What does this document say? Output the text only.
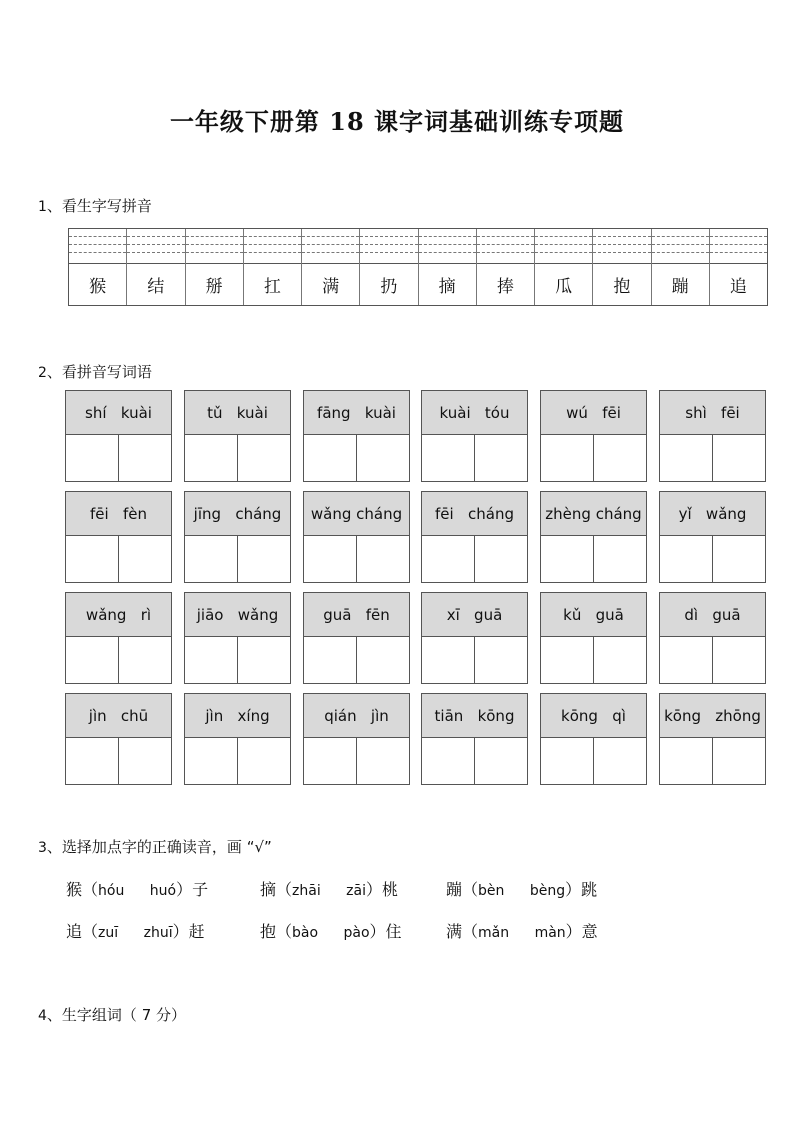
一年级下册第 18 课字词基础训练专项题
1、看生字写拼音
猴	结	掰	扛	满	扔	摘	捧	瓜	抱	蹦	追
2、看拼音写词语
shí   kuài	tǔ   kuài	fāng   kuài	kuài   tóu	wú   fēi	shì   fēi
fēi   fèn	jīng   cháng	wǎng cháng	fēi   cháng	zhèng cháng	yǐ   wǎng
wǎng   rì	jiāo   wǎng	guā   fēn	xī   guā	kǔ   guā	dì   guā
jìn   chū	jìn   xíng	qián   jìn	tiān   kōng	kōng   qì	kōng   zhōng
3、选择加点字的正确读音，画 “√”
猴（hóu huó）子	摘（zhāi zāi）桃	蹦（bèn bèng）跳
追（zuī zhuī）赶	抱（bào pào）住	满（mǎn màn）意
4、生字组词（ 7 分）
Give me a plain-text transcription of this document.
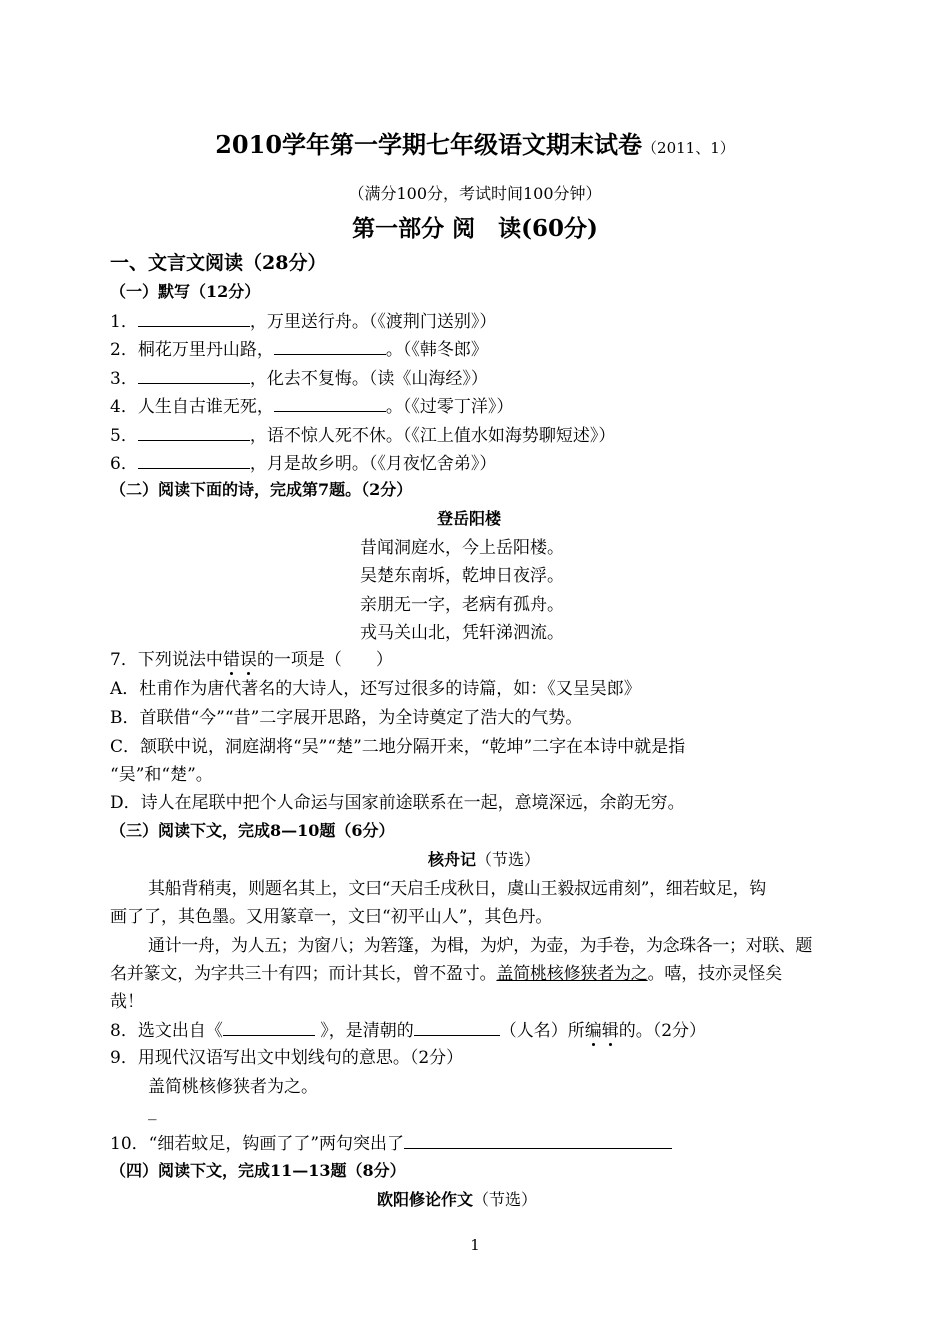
2010学年第一学期七年级语文期末试卷（2011、1）
（满分100分，考试时间100分钟）
第一部分 阅　读(60分)
一、文言文阅读（28分）
（一）默写（12分）
1．	，万里送行舟。（《渡荆门送别》）
2．桐花万里丹山路，	。（《韩冬郎》
3．	，化去不复悔。（读《山海经》）
4．人生自古谁无死，	。（《过零丁洋》）
5．	，语不惊人死不休。（《江上值水如海势聊短述》）
6．	，月是故乡明。（《月夜忆舍弟》）
（二）阅读下面的诗，完成第7题。（2分）
登岳阳楼
昔闻洞庭水，今上岳阳楼。
吴楚东南坼，乾坤日夜浮。
亲朋无一字，老病有孤舟。
戎马关山北，凭轩涕泗流。
7．下列说法中错误的一项是（　　）
A．杜甫作为唐代著名的大诗人，还写过很多的诗篇，如：《又呈吴郎》
B．首联借“今”“昔”二字展开思路，为全诗奠定了浩大的气势。
C．颔联中说，洞庭湖将“吴”“楚”二地分隔开来，“乾坤”二字在本诗中就是指
“吴”和“楚”。
D．诗人在尾联中把个人命运与国家前途联系在一起，意境深远，余韵无穷。
（三）阅读下文，完成8—10题（6分）
核舟记（节选）
其船背稍夷，则题名其上，文曰“天启壬戌秋日，虞山王毅叔远甫刻”，细若蚊足，钩
画了了，其色墨。又用篆章一，文曰“初平山人”，其色丹。
通计一舟，为人五；为窗八；为箬篷，为楫，为炉，为壶，为手卷，为念珠各一；对联、题
名并篆文，为字共三十有四；而计其长，曾不盈寸。盖简桃核修狭者为之。嘻，技亦灵怪矣
哉！
8．选文出自《	》，是清朝的	（人名）所编辑的。（2分）
9．用现代汉语写出文中划线句的意思。（2分）
盖简桃核修狭者为之。
_
10．“细若蚊足，钩画了了”两句突出了
（四）阅读下文，完成11—13题（8分）
欧阳修论作文（节选）
1
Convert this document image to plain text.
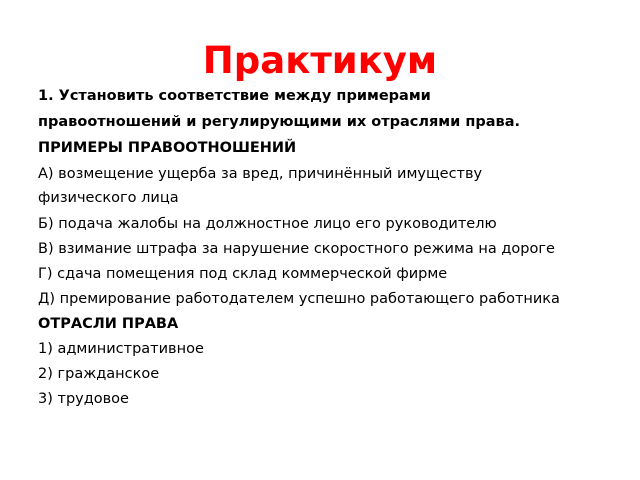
Практикум
1. Установить соответствие между примерами
правоотношений и регулирующими их отраслями права.
ПРИМЕРЫ ПРАВООТНОШЕНИЙ
А) возмещение ущерба за вред, причинённый имуществу
физического лица
Б) подача жалобы на должностное лицо его руководителю
В) взимание штрафа за нарушение скоростного режима на дороге
Г) сдача помещения под склад коммерческой фирме
Д) премирование работодателем успешно работающего работника
ОТРАСЛИ ПРАВА
1) административное
2) гражданское
3) трудовое
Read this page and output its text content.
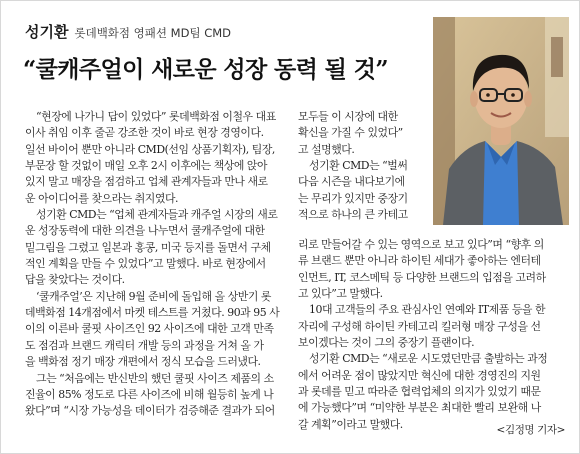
성기환 롯데백화점 영패션 MD팀 CMD
“쿨캐주얼이 새로운 성장 동력 될 것”

“현장에 나가니 답이 있었다” 롯데백화점 이철우 대표

이사 취임 이후 줄곧 강조한 것이 바로 현장 경영이다.

일선 바이어 뿐만 아니라 CMD(선임 상품기획자), 팀장,

부문장 할 것없이 매일 오후 2시 이후에는 책상에 앉아

있지 말고 매장을 점검하고 업체 관계자들과 만나 새로

운 아이디어를 찾으라는 취지였다.

성기환 CMD는 “업체 관계자들과 캐주얼 시장의 새로

운 성장동력에 대한 의견을 나누면서 쿨캐주얼에 대한

밑그림을 그렸고 일본과 홍콩, 미국 등지를 돌면서 구체

적인 계획을 만들 수 있었다”고 말했다. 바로 현장에서

답을 찾았다는 것이다.

‘쿨캐주얼’은 지난해 9월 준비에 돌입해 올 상반기 롯

데백화점 14개점에서 마켓 테스트를 거쳤다. 90과 95 사

이의 이른바 쿨핏 사이즈인 92 사이즈에 대한 고객 만족

도 점검과 브랜드 캐릭터 개발 등의 과정을 거쳐 올 가

을 백화점 정기 매장 개편에서 정식 모습을 드러냈다.

그는 “처음에는 반신반의 했던 쿨핏 사이즈 제품의 소

진율이 85% 정도로 다른 사이즈에 비해 월등히 높게 나

왔다”며 “시장 가능성을 데이터가 검증해준 결과가 되어

모두들 이 시장에 대한

확신을 가질 수 있었다”

고 설명했다.

성기환 CMD는 “벌써

다음 시즌을 내다보기에

는 무리가 있지만 중장기

적으로 하나의 큰 카테고

리로 만들어갈 수 있는 영역으로 보고 있다”며 “향후 의

류 브랜드 뿐만 아니라 하이틴 세대가 좋아하는 엔터테

인먼트, IT, 코스메틱 등 다양한 브랜드의 입점을 고려하

고 있다”고 말했다.

10대 고객들의 주요 관심사인 연예와 IT제품 등을 한

자리에 구성해 하이틴 카테고리 킬러형 매장 구성을 선

보이겠다는 것이 그의 중장기 플랜이다.

성기환 CMD는 “새로운 시도였던만큼 출발하는 과정

에서 어려운 점이 많았지만 혁신에 대한 경영진의 지원

과 롯데를 믿고 따라준 협력업체의 의지가 있었기 때문

에 가능했다”며 “미약한 부분은 최대한 빨리 보완해 나

갈 계획”이라고 말했다.	<김정명 기자>
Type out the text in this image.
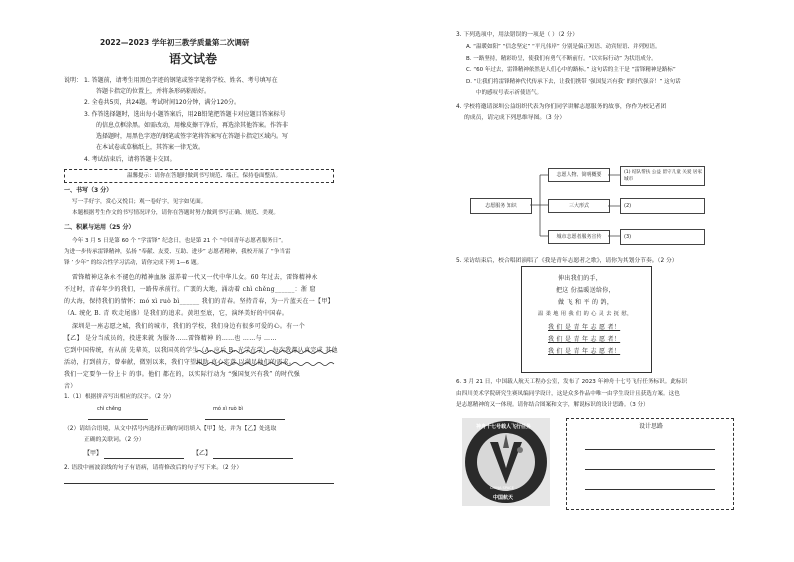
2022—2023 学年初三教学质量第二次调研
语文试卷
说明： 1. 答题前，请考生用黑色字迹的钢笔或签字笔将学校、姓名、考号填写在
答题卡指定的位置上，并将条形码粘贴好。
2. 全卷共5页，共24题。考试时间120分钟，满分120分。
3. 作答选择题时，选出每小题答案后，用2B铅笔把答题卡对应题目答案标号
的信息点框涂黑。如需改动，用橡皮擦干净后，再选涂其他答案。作答非
选择题时，用黑色字迹的钢笔或签字笔将答案写在答题卡指定区域内。写
在本试卷或草稿纸上，其答案一律无效。
4. 考试结束后，请将答题卡交回。
温馨提示：请你在答题时做到书写规范、端正，保持卷面整洁。
一、书写（3 分）
写一手好字，赏心又悦目；观一卷好字，见字如见面。
本题根据考生作文的书写情况评分，请你在答题时努力做到书写正确、规范、美观。
二、积累与运用（25 分）
今年 3 月 5 日是第 60 个 “学雷锋” 纪念日，也是第 21 个 “中国青年志愿者服务日”。
为进一步传承雷锋精神，弘扬 “奉献、友爱、互助、进步” 志愿者精神，我校开展了 “争当雷
锋 ’ 少年” 的综合性学习活动，请你完成下列 1—6 题。
雷锋精神这条永不褪色的精神血脉 滋养着一代又一代中华儿女。60 年过去，雷锋精神永
不过时，青春年少的我们，一路传承前行。广袤的大地，涌动着 chì chěng______：浙 窟
的大海，保持我们的情怀；mó xì ruò bì______ 我们的青春。坚持青春，为一片蓝天在一【甲】
（A. 统化 B. 青 吹走尾盛）是我们的追求。黄坦至底，它，演绎美好的中国春。
深圳是一座志愿之城，我们的城市，我们的学校，我们身边有很多可爱的心。有一个
【乙】 是分当成员的，投进来就 为服务……雷锋精神 的……也 ……与 ……
它到中国传统，有从前 先辈英，以我国英的学生（A. 应后 B. 光学在学），每次我都认真完成 其他
活动，打到前方，曾奉献，微别以来，我们守望相助 真心实意 以满足他们的需求。
我们一定要争一份上卡 的事。他们 都在的，以实际行动为 “强国复兴有我” 的时代强
音）
1.（1）根据拼音写出相应的汉字。（2 分）
chì chěng	mó xì ruò bì
（2）请结合语境，从文中括号内选择正确的词语填入【甲】处，并为【乙】处选取
正确的关联词。（2 分）
【甲】	【乙】
2. 语段中画波浪线的句子有语病，请将修改后的句子写下来。（2 分）
3. 下列选项中，用法错误的一项是（ ）（2 分）
A. “温暖如阳” “信念坚定” “平凡伟岸” 分别是偏正短语、动宾短语、并列短语。
B. 一路坚持，精彩纷呈，使我们有勇气不断前行。“以实际行动” 为状语成分。
C. “60 年过去，雷锋精神依然是人们心中的路标。” 这句话的主干是 “雷锋精神是路标”
D. “让我们将雷锋精神代代传承下去，让我们携带 ‘强国复兴有我’ 的时代强音！” 这句话
中的感叹号表示祈使语气。
4. 学校将邀请深圳公益组织代表为你们同学讲解志愿服务的故事，你作为校记者团
的成员，请完成下列思维导图。（3 分）
志愿服务 知识
志愿人物、简明概要
三大形式
城市志愿者服务宣传
(1) 结队帮扶 公益 留守儿童 关爱 居家 城市
(2)
(3)
5. 采访结束后，校合唱团演唱了《我是青年志愿者之歌》，请你为其划分节奏。（2 分）
伸出我们的手，
把这 份温暖送给你，
做 飞 和 平 的 鸽，
温 柔 地 用 我 们 的 心 灵 去 抚 慰，
我 们 是 青 年 志 愿 者！
我 们 是 青 年 志 愿 者！
我 们 是 青 年 志 愿 者！
6. 3 月 21 日，中国载人航天工程办公室，发布了 2023 年神舟十七号飞行任务标识。此标识
由四川美术学院研究生赛凤编同学设计，这是众多作品中唯一由学生设计且获选方案。这也
是志愿精神的又一体现。请你结合图案和文字，解说标识的设计思路。（3 分）
神舟十七号载人飞行任务
中国航天
CHINA SPACE
设计思路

• _AIM OF THE TASK_
Give only the number of lines in the listing above that include the string "wǎng".

• _TASK SOLUTION_
2